[START Given records]
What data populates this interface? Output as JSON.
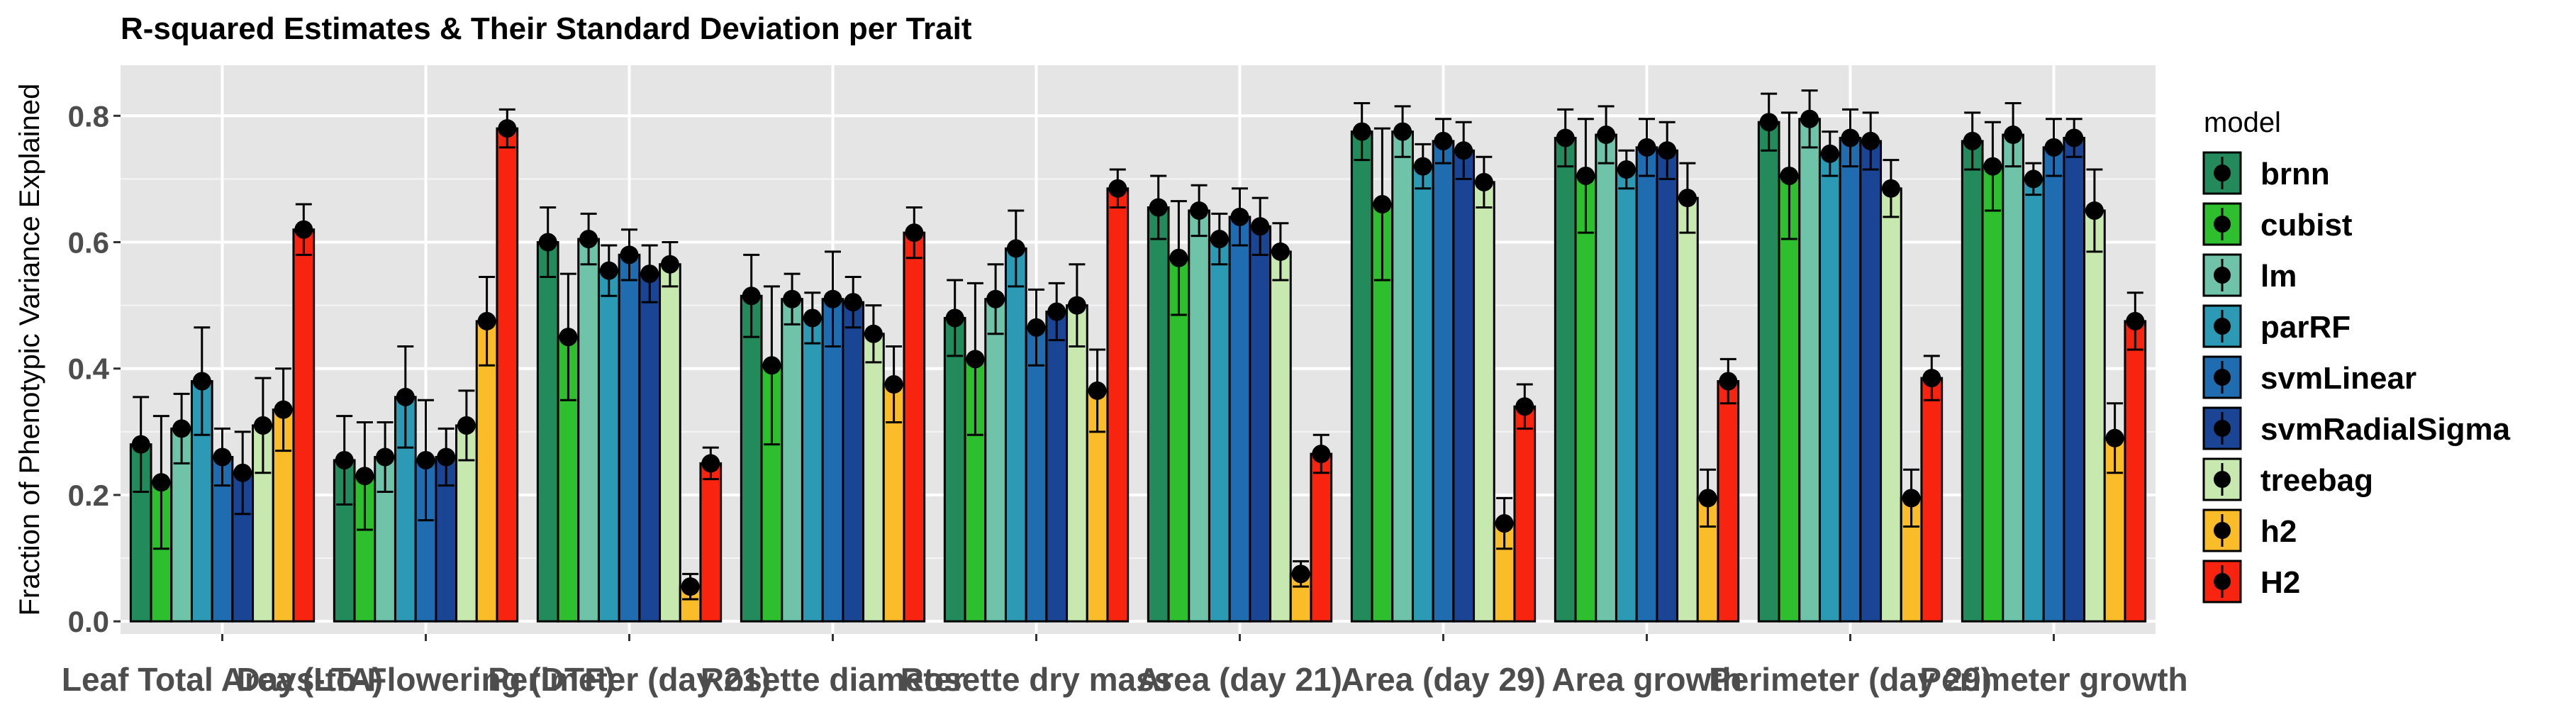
{
  "chart_data": {
    "type": "bar",
    "title": "R-squared Estimates & Their Standard Deviation per Trait",
    "ylabel": "Fraction of Phenotypic Variance Explained",
    "xlabel": "",
    "ylim": [
      -0.02,
      0.88
    ],
    "yticks": [
      "0.0",
      "0.2",
      "0.4",
      "0.6",
      "0.8"
    ],
    "grid": true,
    "legend": {
      "title": "model",
      "position": "right"
    },
    "categories": [
      "Leaf Total Area (LTA)",
      "Days-to-Flowering (DTF)",
      "Perimeter (day 21)",
      "Rosette diameter",
      "Rosette dry mass",
      "Area (day 21)",
      "Area (day 29)",
      "Area growth",
      "Perimeter (day 29)",
      "Perimeter growth"
    ],
    "series": [
      {
        "name": "brnn",
        "color": "#238b5b",
        "values": [
          0.28,
          0.255,
          0.6,
          0.515,
          0.48,
          0.655,
          0.775,
          0.765,
          0.79,
          0.76
        ],
        "sd": [
          0.075,
          0.07,
          0.055,
          0.065,
          0.06,
          0.05,
          0.045,
          0.045,
          0.045,
          0.045
        ]
      },
      {
        "name": "cubist",
        "color": "#2dbf2d",
        "values": [
          0.22,
          0.23,
          0.45,
          0.405,
          0.415,
          0.575,
          0.66,
          0.705,
          0.705,
          0.72
        ],
        "sd": [
          0.105,
          0.085,
          0.1,
          0.125,
          0.12,
          0.09,
          0.12,
          0.09,
          0.1,
          0.07
        ]
      },
      {
        "name": "lm",
        "color": "#6ec3a8",
        "values": [
          0.305,
          0.26,
          0.605,
          0.51,
          0.51,
          0.65,
          0.775,
          0.77,
          0.795,
          0.77
        ],
        "sd": [
          0.055,
          0.055,
          0.04,
          0.04,
          0.055,
          0.04,
          0.04,
          0.045,
          0.045,
          0.05
        ]
      },
      {
        "name": "parRF",
        "color": "#2c9ab5",
        "values": [
          0.38,
          0.355,
          0.555,
          0.48,
          0.59,
          0.605,
          0.72,
          0.715,
          0.74,
          0.7
        ],
        "sd": [
          0.085,
          0.08,
          0.04,
          0.04,
          0.06,
          0.04,
          0.035,
          0.03,
          0.035,
          0.025
        ]
      },
      {
        "name": "svmLinear",
        "color": "#1f6db0",
        "values": [
          0.26,
          0.255,
          0.58,
          0.51,
          0.465,
          0.64,
          0.76,
          0.75,
          0.765,
          0.75
        ],
        "sd": [
          0.045,
          0.095,
          0.04,
          0.075,
          0.06,
          0.045,
          0.035,
          0.045,
          0.045,
          0.045
        ]
      },
      {
        "name": "svmRadialSigma",
        "color": "#1a4594",
        "values": [
          0.235,
          0.26,
          0.55,
          0.505,
          0.49,
          0.625,
          0.745,
          0.745,
          0.76,
          0.765
        ],
        "sd": [
          0.065,
          0.045,
          0.045,
          0.04,
          0.045,
          0.045,
          0.045,
          0.045,
          0.045,
          0.03
        ]
      },
      {
        "name": "treebag",
        "color": "#c7e9b0",
        "values": [
          0.31,
          0.31,
          0.565,
          0.455,
          0.5,
          0.585,
          0.695,
          0.67,
          0.685,
          0.65
        ],
        "sd": [
          0.075,
          0.055,
          0.035,
          0.045,
          0.065,
          0.045,
          0.04,
          0.055,
          0.045,
          0.065
        ]
      },
      {
        "name": "h2",
        "color": "#fbbc29",
        "values": [
          0.335,
          0.475,
          0.055,
          0.375,
          0.365,
          0.075,
          0.155,
          0.195,
          0.195,
          0.29
        ],
        "sd": [
          0.065,
          0.07,
          0.02,
          0.06,
          0.065,
          0.02,
          0.04,
          0.045,
          0.045,
          0.055
        ]
      },
      {
        "name": "H2",
        "color": "#f92410",
        "values": [
          0.62,
          0.78,
          0.25,
          0.615,
          0.685,
          0.265,
          0.34,
          0.38,
          0.385,
          0.475
        ],
        "sd": [
          0.04,
          0.03,
          0.025,
          0.04,
          0.03,
          0.03,
          0.035,
          0.035,
          0.035,
          0.045
        ]
      }
    ]
  }
}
[END Given records]
**Set exercise**
Output all the records, word for word, with no pictures in the copy.

**The completed task**
What data populates this interface? Output as JSON.
{
  "chart_data": {
    "type": "bar",
    "title": "R-squared Estimates & Their Standard Deviation per Trait",
    "ylabel": "Fraction of Phenotypic Variance Explained",
    "xlabel": "",
    "ylim": [
      -0.02,
      0.88
    ],
    "yticks": [
      "0.0",
      "0.2",
      "0.4",
      "0.6",
      "0.8"
    ],
    "grid": true,
    "legend": {
      "title": "model",
      "position": "right"
    },
    "categories": [
      "Leaf Total Area (LTA)",
      "Days-to-Flowering (DTF)",
      "Perimeter (day 21)",
      "Rosette diameter",
      "Rosette dry mass",
      "Area (day 21)",
      "Area (day 29)",
      "Area growth",
      "Perimeter (day 29)",
      "Perimeter growth"
    ],
    "series": [
      {
        "name": "brnn",
        "color": "#238b5b",
        "values": [
          0.28,
          0.255,
          0.6,
          0.515,
          0.48,
          0.655,
          0.775,
          0.765,
          0.79,
          0.76
        ],
        "sd": [
          0.075,
          0.07,
          0.055,
          0.065,
          0.06,
          0.05,
          0.045,
          0.045,
          0.045,
          0.045
        ]
      },
      {
        "name": "cubist",
        "color": "#2dbf2d",
        "values": [
          0.22,
          0.23,
          0.45,
          0.405,
          0.415,
          0.575,
          0.66,
          0.705,
          0.705,
          0.72
        ],
        "sd": [
          0.105,
          0.085,
          0.1,
          0.125,
          0.12,
          0.09,
          0.12,
          0.09,
          0.1,
          0.07
        ]
      },
      {
        "name": "lm",
        "color": "#6ec3a8",
        "values": [
          0.305,
          0.26,
          0.605,
          0.51,
          0.51,
          0.65,
          0.775,
          0.77,
          0.795,
          0.77
        ],
        "sd": [
          0.055,
          0.055,
          0.04,
          0.04,
          0.055,
          0.04,
          0.04,
          0.045,
          0.045,
          0.05
        ]
      },
      {
        "name": "parRF",
        "color": "#2c9ab5",
        "values": [
          0.38,
          0.355,
          0.555,
          0.48,
          0.59,
          0.605,
          0.72,
          0.715,
          0.74,
          0.7
        ],
        "sd": [
          0.085,
          0.08,
          0.04,
          0.04,
          0.06,
          0.04,
          0.035,
          0.03,
          0.035,
          0.025
        ]
      },
      {
        "name": "svmLinear",
        "color": "#1f6db0",
        "values": [
          0.26,
          0.255,
          0.58,
          0.51,
          0.465,
          0.64,
          0.76,
          0.75,
          0.765,
          0.75
        ],
        "sd": [
          0.045,
          0.095,
          0.04,
          0.075,
          0.06,
          0.045,
          0.035,
          0.045,
          0.045,
          0.045
        ]
      },
      {
        "name": "svmRadialSigma",
        "color": "#1a4594",
        "values": [
          0.235,
          0.26,
          0.55,
          0.505,
          0.49,
          0.625,
          0.745,
          0.745,
          0.76,
          0.765
        ],
        "sd": [
          0.065,
          0.045,
          0.045,
          0.04,
          0.045,
          0.045,
          0.045,
          0.045,
          0.045,
          0.03
        ]
      },
      {
        "name": "treebag",
        "color": "#c7e9b0",
        "values": [
          0.31,
          0.31,
          0.565,
          0.455,
          0.5,
          0.585,
          0.695,
          0.67,
          0.685,
          0.65
        ],
        "sd": [
          0.075,
          0.055,
          0.035,
          0.045,
          0.065,
          0.045,
          0.04,
          0.055,
          0.045,
          0.065
        ]
      },
      {
        "name": "h2",
        "color": "#fbbc29",
        "values": [
          0.335,
          0.475,
          0.055,
          0.375,
          0.365,
          0.075,
          0.155,
          0.195,
          0.195,
          0.29
        ],
        "sd": [
          0.065,
          0.07,
          0.02,
          0.06,
          0.065,
          0.02,
          0.04,
          0.045,
          0.045,
          0.055
        ]
      },
      {
        "name": "H2",
        "color": "#f92410",
        "values": [
          0.62,
          0.78,
          0.25,
          0.615,
          0.685,
          0.265,
          0.34,
          0.38,
          0.385,
          0.475
        ],
        "sd": [
          0.04,
          0.03,
          0.025,
          0.04,
          0.03,
          0.03,
          0.035,
          0.035,
          0.035,
          0.045
        ]
      }
    ]
  }
}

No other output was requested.